Records that describe figures:
<<<<
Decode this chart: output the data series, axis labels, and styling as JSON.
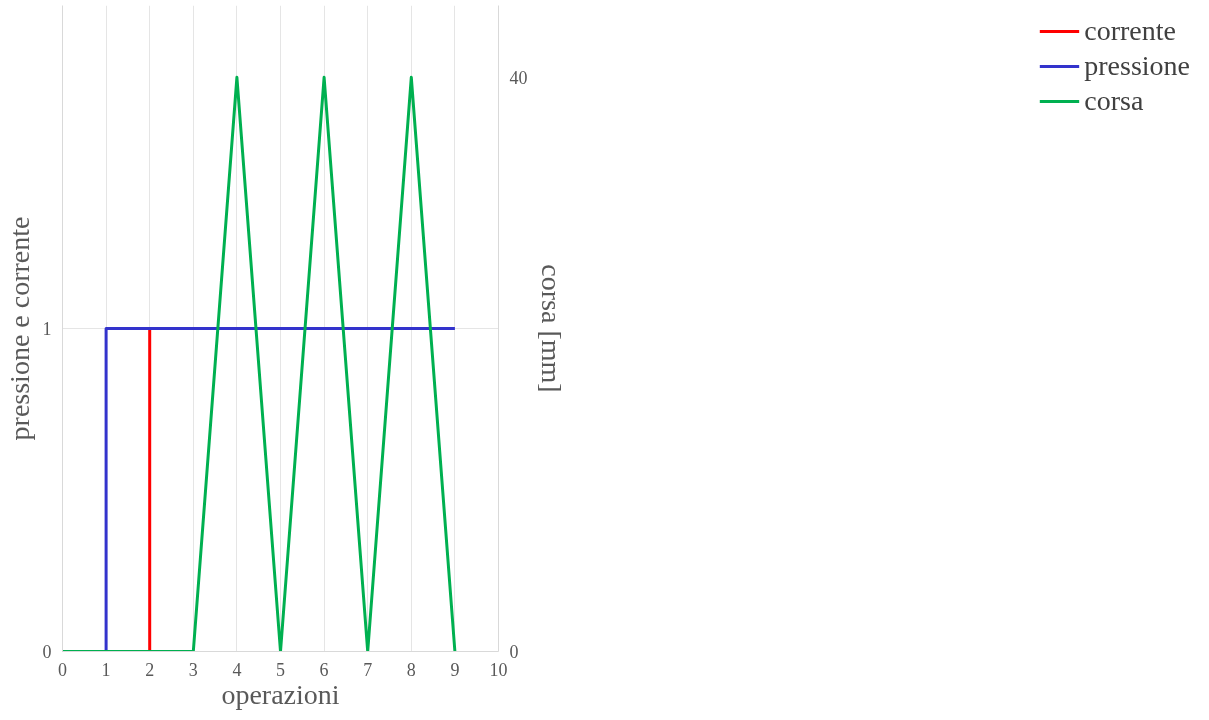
{
  "chart_data": {
    "type": "line",
    "xlabel": "operazioni",
    "ylabel": "pressione e corrente",
    "y2label": "corsa [mm]",
    "xlim": [
      0,
      10
    ],
    "xticks": [
      0,
      1,
      2,
      3,
      4,
      5,
      6,
      7,
      8,
      9,
      10
    ],
    "ylim": [
      0,
      2
    ],
    "yticks": [
      0,
      1
    ],
    "y2lim": [
      0,
      45
    ],
    "y2ticks": [
      0,
      40
    ],
    "grid": true,
    "legend": "right",
    "marker": "none",
    "line_style": "solid",
    "series": [
      {
        "name": "corrente",
        "color": "#ff0000",
        "x": [
          0,
          2,
          2
        ],
        "values": [
          0,
          0,
          1
        ]
      },
      {
        "name": "pressione",
        "color": "#3333cc",
        "x": [
          0,
          1,
          1,
          9
        ],
        "values": [
          0,
          0,
          1,
          1
        ]
      },
      {
        "name": "corsa",
        "color": "#00b050",
        "axis": "y2",
        "x": [
          0,
          3,
          4,
          5,
          6,
          7,
          8,
          9
        ],
        "values": [
          0,
          0,
          40,
          0,
          40,
          0,
          40,
          0
        ]
      }
    ]
  }
}
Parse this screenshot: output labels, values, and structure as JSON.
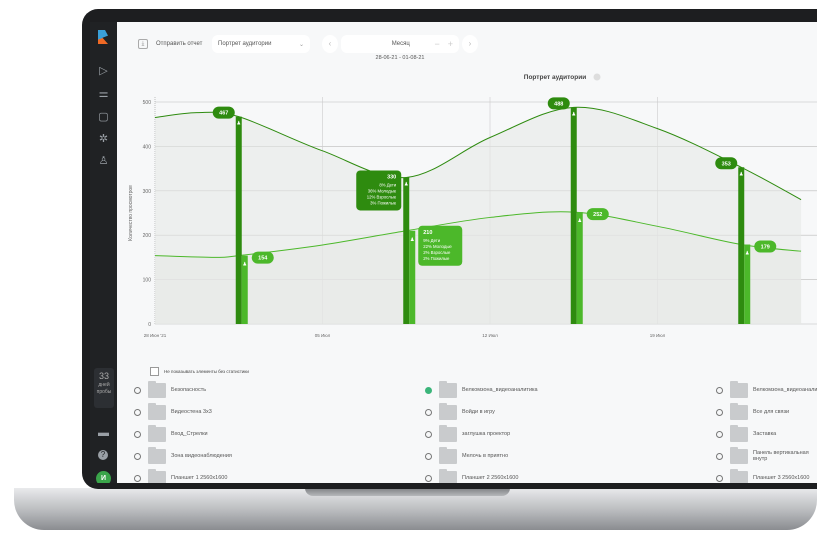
{
  "toolbar": {
    "send_report": "Отправить отчет",
    "report_select": "Портрет аудитории",
    "period": "Месяц",
    "date_range": "28-06-21 - 01-08-21"
  },
  "sidebar": {
    "trial_days": "33",
    "trial_label_1": "дней",
    "trial_label_2": "пробы",
    "avatar": "И",
    "icons": [
      "logo",
      "play-icon",
      "filter-icon",
      "document-icon",
      "loader-icon",
      "user-icon",
      "monitor-icon",
      "help-icon"
    ]
  },
  "colors": {
    "top_series": "#2e8b0f",
    "bottom_series": "#4cb82a",
    "background": "#f7f8f9"
  },
  "chart_data": {
    "type": "line",
    "title": "Портрет аудитории",
    "ylabel": "Количество просмотров",
    "ylim": [
      0,
      500
    ],
    "yticks": [
      "0",
      "100",
      "200",
      "300",
      "400",
      "500"
    ],
    "xticks": [
      {
        "date": "2021-06-28",
        "label": "28 Июн '21"
      },
      {
        "date": "2021-07-05",
        "label": "05 Июл"
      },
      {
        "date": "2021-07-12",
        "label": "12 Июл"
      },
      {
        "date": "2021-07-19",
        "label": "19 Июл"
      }
    ],
    "grid": true,
    "series": [
      {
        "points": [
          [
            "2021-06-28",
            465
          ],
          [
            "2021-06-29T18:00",
            476
          ],
          [
            "2021-07-01T12:00",
            467
          ],
          [
            "2021-07-05",
            390
          ],
          [
            "2021-07-08T12:00",
            330
          ],
          [
            "2021-07-12",
            420
          ],
          [
            "2021-07-15T12:00",
            488
          ],
          [
            "2021-07-19",
            440
          ],
          [
            "2021-07-22T12:00",
            353
          ],
          [
            "2021-07-25",
            280
          ]
        ]
      },
      {
        "points": [
          [
            "2021-06-28",
            154
          ],
          [
            "2021-06-30T12:00",
            150
          ],
          [
            "2021-07-01T12:00",
            154
          ],
          [
            "2021-07-05",
            178
          ],
          [
            "2021-07-08T12:00",
            210
          ],
          [
            "2021-07-12",
            240
          ],
          [
            "2021-07-15T12:00",
            252
          ],
          [
            "2021-07-19",
            220
          ],
          [
            "2021-07-22T12:00",
            179
          ],
          [
            "2021-07-25",
            164
          ]
        ]
      }
    ],
    "bars": [
      {
        "date": "2021-07-01T12:00",
        "top": 467,
        "bottom": 154
      },
      {
        "date": "2021-07-08T12:00",
        "top": 330,
        "bottom": 210
      },
      {
        "date": "2021-07-15T12:00",
        "top": 488,
        "bottom": 252
      },
      {
        "date": "2021-07-22T12:00",
        "top": 353,
        "bottom": 179
      }
    ],
    "labels": [
      "467",
      "154",
      "330",
      "210",
      "488",
      "252",
      "353",
      "179"
    ],
    "tooltips": [
      {
        "value": "330",
        "lines": [
          "8% Дети",
          "36% Молодые",
          "12% Взрослые",
          "3% Пожилые"
        ]
      },
      {
        "value": "210",
        "lines": [
          "9% Дети",
          "22% Молодые",
          "2% Взрослые",
          "2% Пожилые"
        ]
      }
    ]
  },
  "list": {
    "hide_empty_label": "Не показывать элементы без статистики",
    "items": [
      {
        "label": "Безопасность",
        "checked": false
      },
      {
        "label": "Велкомзона_видеоаналитика",
        "checked": true
      },
      {
        "label": "Велкомзона_видеоаналитика",
        "checked": false
      },
      {
        "label": "Видеостена 3x3",
        "checked": false
      },
      {
        "label": "Войди в игру",
        "checked": false
      },
      {
        "label": "Все для связи",
        "checked": false
      },
      {
        "label": "Вход_Стрелки",
        "checked": false
      },
      {
        "label": "заглушка проектор",
        "checked": false
      },
      {
        "label": "Заставка",
        "checked": false
      },
      {
        "label": "Зона видеонаблюдения",
        "checked": false
      },
      {
        "label": "Мелочь в приятно",
        "checked": false
      },
      {
        "label": "Панель вертикальная внутр",
        "checked": false
      },
      {
        "label": "Планшет 1 2560x1600",
        "checked": false
      },
      {
        "label": "Планшет 2 2560x1600",
        "checked": false
      },
      {
        "label": "Планшет 3 2560x1600",
        "checked": false
      }
    ]
  }
}
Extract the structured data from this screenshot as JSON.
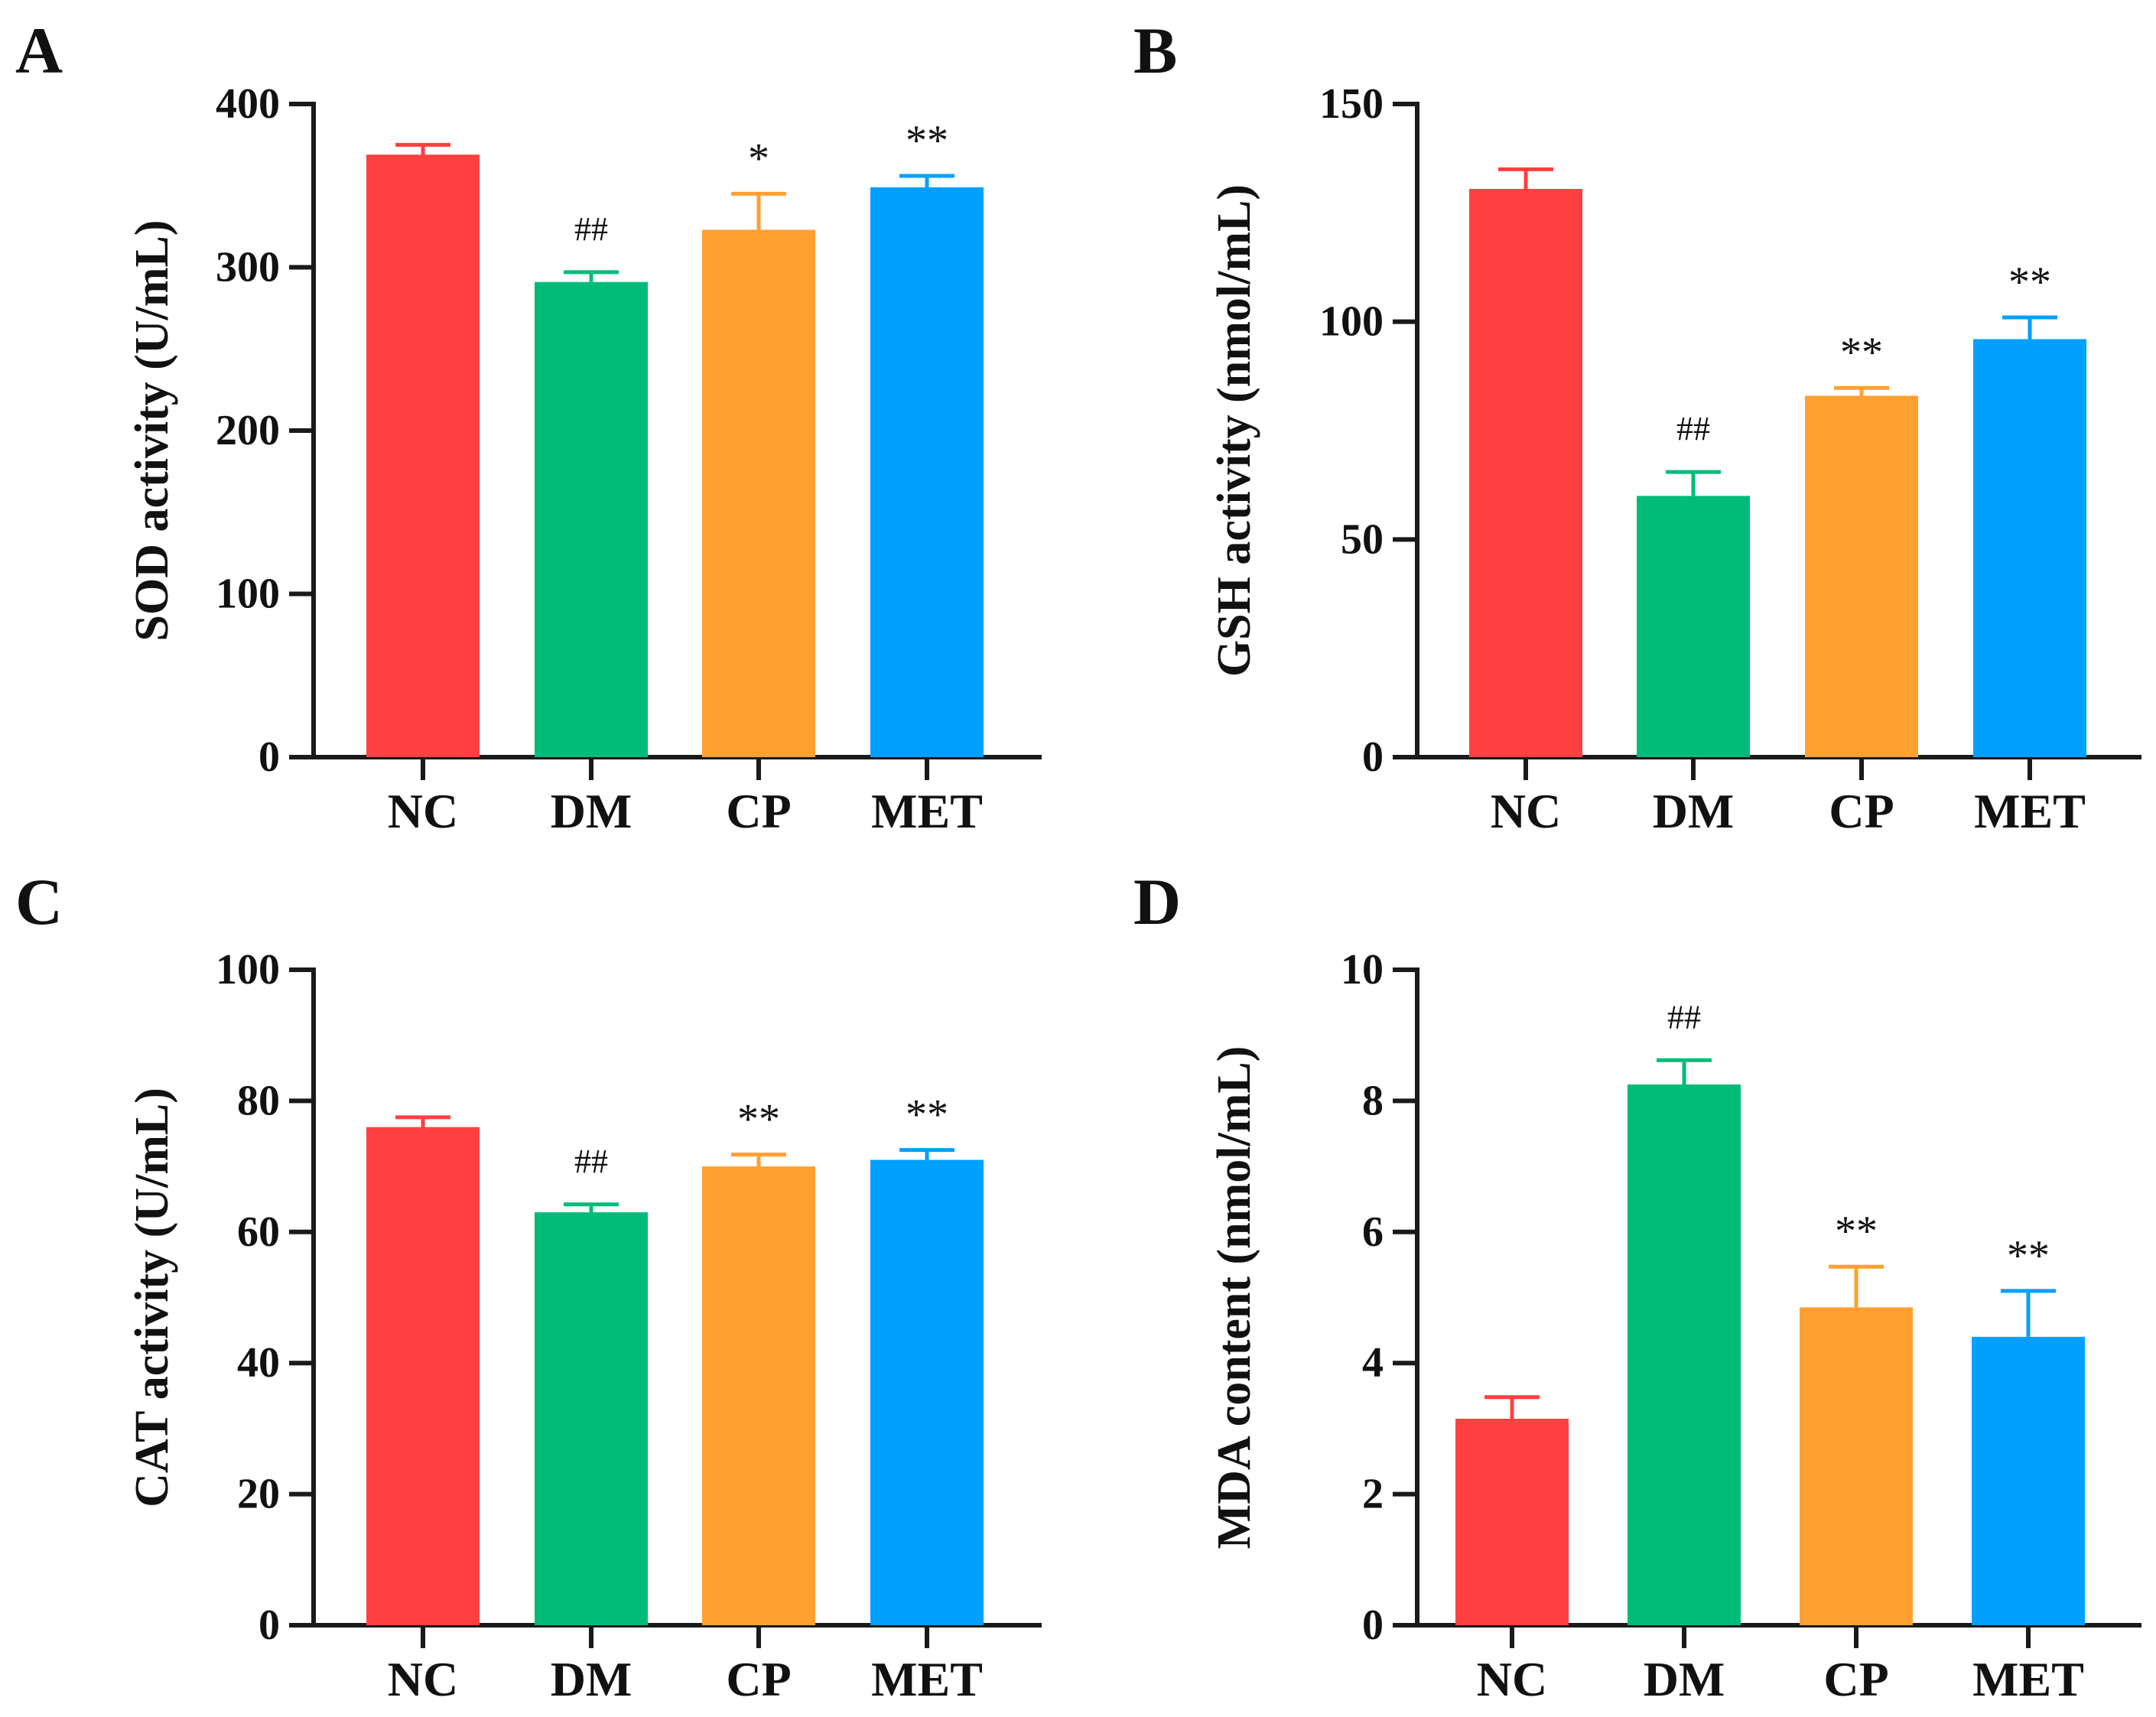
{
  "chart_data": [
    {
      "panel": "A",
      "type": "bar",
      "categories": [
        "NC",
        "DM",
        "CP",
        "MET"
      ],
      "values": [
        369,
        291,
        323,
        349
      ],
      "errors": [
        6,
        6,
        22,
        7
      ],
      "significance": [
        "",
        "##",
        "*",
        "**"
      ],
      "ylabel": "SOD activity (U/mL)",
      "ylim": [
        0,
        400
      ],
      "yticks": [
        "0",
        "100",
        "200",
        "300",
        "400"
      ],
      "yticks_values": [
        0,
        100,
        200,
        300,
        400
      ],
      "colors": [
        "#ff4040",
        "#00bc78",
        "#ffa030",
        "#00a0ff"
      ]
    },
    {
      "panel": "B",
      "type": "bar",
      "categories": [
        "NC",
        "DM",
        "CP",
        "MET"
      ],
      "values": [
        130.5,
        60,
        83,
        96
      ],
      "errors": [
        4.5,
        5.5,
        1.8,
        5
      ],
      "significance": [
        "",
        "##",
        "**",
        "**"
      ],
      "ylabel": "GSH activity (nmol/mL)",
      "ylim": [
        0,
        150
      ],
      "yticks": [
        "0",
        "50",
        "100",
        "150"
      ],
      "yticks_values": [
        0,
        50,
        100,
        150
      ],
      "colors": [
        "#ff4040",
        "#00bc78",
        "#ffa030",
        "#00a0ff"
      ]
    },
    {
      "panel": "C",
      "type": "bar",
      "categories": [
        "NC",
        "DM",
        "CP",
        "MET"
      ],
      "values": [
        76,
        63,
        70,
        71
      ],
      "errors": [
        1.5,
        1.2,
        1.8,
        1.5
      ],
      "significance": [
        "",
        "##",
        "**",
        "**"
      ],
      "ylabel": "CAT activity (U/mL)",
      "ylim": [
        0,
        100
      ],
      "yticks": [
        "0",
        "20",
        "40",
        "60",
        "80",
        "100"
      ],
      "yticks_values": [
        0,
        20,
        40,
        60,
        80,
        100
      ],
      "colors": [
        "#ff4040",
        "#00bc78",
        "#ffa030",
        "#00a0ff"
      ]
    },
    {
      "panel": "D",
      "type": "bar",
      "categories": [
        "NC",
        "DM",
        "CP",
        "MET"
      ],
      "values": [
        3.15,
        8.25,
        4.85,
        4.4
      ],
      "errors": [
        0.33,
        0.37,
        0.62,
        0.7
      ],
      "significance": [
        "",
        "##",
        "**",
        "**"
      ],
      "ylabel": "MDA content (nmol/mL)",
      "ylim": [
        0,
        10
      ],
      "yticks": [
        "0",
        "2",
        "4",
        "6",
        "8",
        "10"
      ],
      "yticks_values": [
        0,
        2,
        4,
        6,
        8,
        10
      ],
      "colors": [
        "#ff4040",
        "#00bc78",
        "#ffa030",
        "#00a0ff"
      ]
    }
  ]
}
>>>>
WRITTEN INSTRUCTION: Copy each line that holds the word "axis".

RESPONSE:
Decode this chart: output the data series, axis labels, and styling as JSON.
        "axis": "y2",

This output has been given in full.